##### DATA SHOWN

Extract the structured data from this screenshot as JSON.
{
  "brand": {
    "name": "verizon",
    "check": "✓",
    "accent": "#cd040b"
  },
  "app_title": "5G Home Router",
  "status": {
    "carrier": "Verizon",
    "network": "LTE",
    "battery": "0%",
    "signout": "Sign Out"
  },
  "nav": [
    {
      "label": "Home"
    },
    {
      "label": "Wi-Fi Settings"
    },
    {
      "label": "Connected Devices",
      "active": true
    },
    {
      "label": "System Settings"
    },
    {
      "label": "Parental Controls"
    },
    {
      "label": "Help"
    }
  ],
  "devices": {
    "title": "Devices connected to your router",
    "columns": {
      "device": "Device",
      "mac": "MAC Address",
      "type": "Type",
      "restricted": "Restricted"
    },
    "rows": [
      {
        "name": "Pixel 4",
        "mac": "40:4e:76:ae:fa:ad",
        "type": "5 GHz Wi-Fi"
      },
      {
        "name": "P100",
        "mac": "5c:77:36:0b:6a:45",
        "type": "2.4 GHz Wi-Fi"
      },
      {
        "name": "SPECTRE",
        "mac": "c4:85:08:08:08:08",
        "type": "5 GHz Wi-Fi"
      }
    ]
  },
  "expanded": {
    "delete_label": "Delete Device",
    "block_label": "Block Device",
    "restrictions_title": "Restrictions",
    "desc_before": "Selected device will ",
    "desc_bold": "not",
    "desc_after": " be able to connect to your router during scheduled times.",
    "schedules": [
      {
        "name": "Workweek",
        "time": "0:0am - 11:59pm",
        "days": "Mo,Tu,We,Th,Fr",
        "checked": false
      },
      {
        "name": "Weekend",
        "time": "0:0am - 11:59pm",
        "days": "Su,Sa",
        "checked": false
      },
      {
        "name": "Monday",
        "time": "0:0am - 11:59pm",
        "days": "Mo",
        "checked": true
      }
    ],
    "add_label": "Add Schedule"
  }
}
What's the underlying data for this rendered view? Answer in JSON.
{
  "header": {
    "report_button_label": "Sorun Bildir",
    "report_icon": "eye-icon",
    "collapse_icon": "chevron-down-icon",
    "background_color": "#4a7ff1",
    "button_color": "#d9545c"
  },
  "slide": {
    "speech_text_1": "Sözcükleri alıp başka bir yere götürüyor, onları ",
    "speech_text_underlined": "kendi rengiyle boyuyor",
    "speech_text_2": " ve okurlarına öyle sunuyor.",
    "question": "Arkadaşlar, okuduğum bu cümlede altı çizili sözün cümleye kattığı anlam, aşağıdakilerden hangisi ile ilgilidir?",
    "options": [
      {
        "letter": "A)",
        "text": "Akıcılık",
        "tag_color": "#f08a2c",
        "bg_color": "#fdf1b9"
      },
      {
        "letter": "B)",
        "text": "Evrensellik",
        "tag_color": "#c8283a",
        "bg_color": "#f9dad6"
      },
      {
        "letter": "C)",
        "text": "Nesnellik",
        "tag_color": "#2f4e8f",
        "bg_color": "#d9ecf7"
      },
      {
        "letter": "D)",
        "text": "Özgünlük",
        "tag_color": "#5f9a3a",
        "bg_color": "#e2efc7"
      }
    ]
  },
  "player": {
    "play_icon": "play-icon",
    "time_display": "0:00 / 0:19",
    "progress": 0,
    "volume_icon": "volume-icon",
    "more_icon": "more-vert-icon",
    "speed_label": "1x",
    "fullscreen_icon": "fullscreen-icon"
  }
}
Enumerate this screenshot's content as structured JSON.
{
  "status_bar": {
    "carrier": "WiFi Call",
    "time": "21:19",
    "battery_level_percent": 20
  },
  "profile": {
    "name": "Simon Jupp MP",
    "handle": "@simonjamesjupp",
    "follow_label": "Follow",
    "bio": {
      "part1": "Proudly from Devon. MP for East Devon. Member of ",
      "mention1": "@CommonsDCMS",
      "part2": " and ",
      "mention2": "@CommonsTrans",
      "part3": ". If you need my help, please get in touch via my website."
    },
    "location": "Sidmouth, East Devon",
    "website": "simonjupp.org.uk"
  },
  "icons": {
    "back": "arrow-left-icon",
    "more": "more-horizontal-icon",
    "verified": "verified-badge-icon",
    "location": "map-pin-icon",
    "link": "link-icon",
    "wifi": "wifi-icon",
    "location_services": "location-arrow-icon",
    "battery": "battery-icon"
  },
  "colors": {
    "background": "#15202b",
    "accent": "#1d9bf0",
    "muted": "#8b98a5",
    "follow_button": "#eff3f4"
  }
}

##########

Transcribe every entry exactly.

*EXPECTED OUTPUT:*
Extract the structured data from this screenshot as JSON.
{
  "brand": {
    "name": "verizon",
    "check": "✓",
    "accent": "#cd040b"
  },
  "app_title": "5G Home Router",
  "status": {
    "carrier": "Verizon",
    "network": "LTE",
    "battery": "0%",
    "signout": "Sign Out"
  },
  "nav": [
    {
      "label": "Home"
    },
    {
      "label": "Wi-Fi Settings"
    },
    {
      "label": "Connected Devices",
      "active": true
    },
    {
      "label": "System Settings"
    },
    {
      "label": "Parental Controls"
    },
    {
      "label": "Help"
    }
  ],
  "devices": {
    "title": "Devices connected to your router",
    "columns": {
      "device": "Device",
      "mac": "MAC Address",
      "type": "Type",
      "restricted": "Restricted"
    },
    "rows": [
      {
        "name": "Pixel 4",
        "mac": "40:4e:76:ae:fa:ad",
        "type": "5 GHz Wi-Fi"
      },
      {
        "name": "P100",
        "mac": "5c:77:36:0b:6a:45",
        "type": "2.4 GHz Wi-Fi"
      },
      {
        "name": "SPECTRE",
        "mac": "c4:85:08:08:08:08",
        "type": "5 GHz Wi-Fi"
      }
    ]
  },
  "expanded": {
    "delete_label": "Delete Device",
    "block_label": "Block Device",
    "restrictions_title": "Restrictions",
    "desc_before": "Selected device will ",
    "desc_bold": "not",
    "desc_after": " be able to connect to your router during scheduled times.",
    "schedules": [
      {
        "name": "Workweek",
        "time": "0:0am - 11:59pm",
        "days": "Mo,Tu,We,Th,Fr",
        "checked": false
      },
      {
        "name": "Weekend",
        "time": "0:0am - 11:59pm",
        "days": "Su,Sa",
        "checked": false
      },
      {
        "name": "Monday",
        "time": "0:0am - 11:59pm",
        "days": "Mo",
        "checked": true
      }
    ],
    "add_label": "Add Schedule"
  }
}
What's the underlying data for this rendered view? Answer in JSON.
{
  "header": {
    "report_button_label": "Sorun Bildir",
    "report_icon": "eye-icon",
    "collapse_icon": "chevron-down-icon",
    "background_color": "#4a7ff1",
    "button_color": "#d9545c"
  },
  "slide": {
    "speech_text_1": "Sözcükleri alıp başka bir yere götürüyor, onları ",
    "speech_text_underlined": "kendi rengiyle boyuyor",
    "speech_text_2": " ve okurlarına öyle sunuyor.",
    "question": "Arkadaşlar, okuduğum bu cümlede altı çizili sözün cümleye kattığı anlam, aşağıdakilerden hangisi ile ilgilidir?",
    "options": [
      {
        "letter": "A)",
        "text": "Akıcılık",
        "tag_color": "#f08a2c",
        "bg_color": "#fdf1b9"
      },
      {
        "letter": "B)",
        "text": "Evrensellik",
        "tag_color": "#c8283a",
        "bg_color": "#f9dad6"
      },
      {
        "letter": "C)",
        "text": "Nesnellik",
        "tag_color": "#2f4e8f",
        "bg_color": "#d9ecf7"
      },
      {
        "letter": "D)",
        "text": "Özgünlük",
        "tag_color": "#5f9a3a",
        "bg_color": "#e2efc7"
      }
    ]
  },
  "player": {
    "play_icon": "play-icon",
    "time_display": "0:00 / 0:19",
    "progress": 0,
    "volume_icon": "volume-icon",
    "more_icon": "more-vert-icon",
    "speed_label": "1x",
    "fullscreen_icon": "fullscreen-icon"
  }
}
Enumerate this screenshot's content as structured JSON.
{
  "status_bar": {
    "carrier": "WiFi Call",
    "time": "21:19",
    "battery_level_percent": 20
  },
  "profile": {
    "name": "Simon Jupp MP",
    "handle": "@simonjamesjupp",
    "follow_label": "Follow",
    "bio": {
      "part1": "Proudly from Devon. MP for East Devon. Member of ",
      "mention1": "@CommonsDCMS",
      "part2": " and ",
      "mention2": "@CommonsTrans",
      "part3": ". If you need my help, please get in touch via my website."
    },
    "location": "Sidmouth, East Devon",
    "website": "simonjupp.org.uk"
  },
  "icons": {
    "back": "arrow-left-icon",
    "more": "more-horizontal-icon",
    "verified": "verified-badge-icon",
    "location": "map-pin-icon",
    "link": "link-icon",
    "wifi": "wifi-icon",
    "location_services": "location-arrow-icon",
    "battery": "battery-icon"
  },
  "colors": {
    "background": "#15202b",
    "accent": "#1d9bf0",
    "muted": "#8b98a5",
    "follow_button": "#eff3f4"
  }
}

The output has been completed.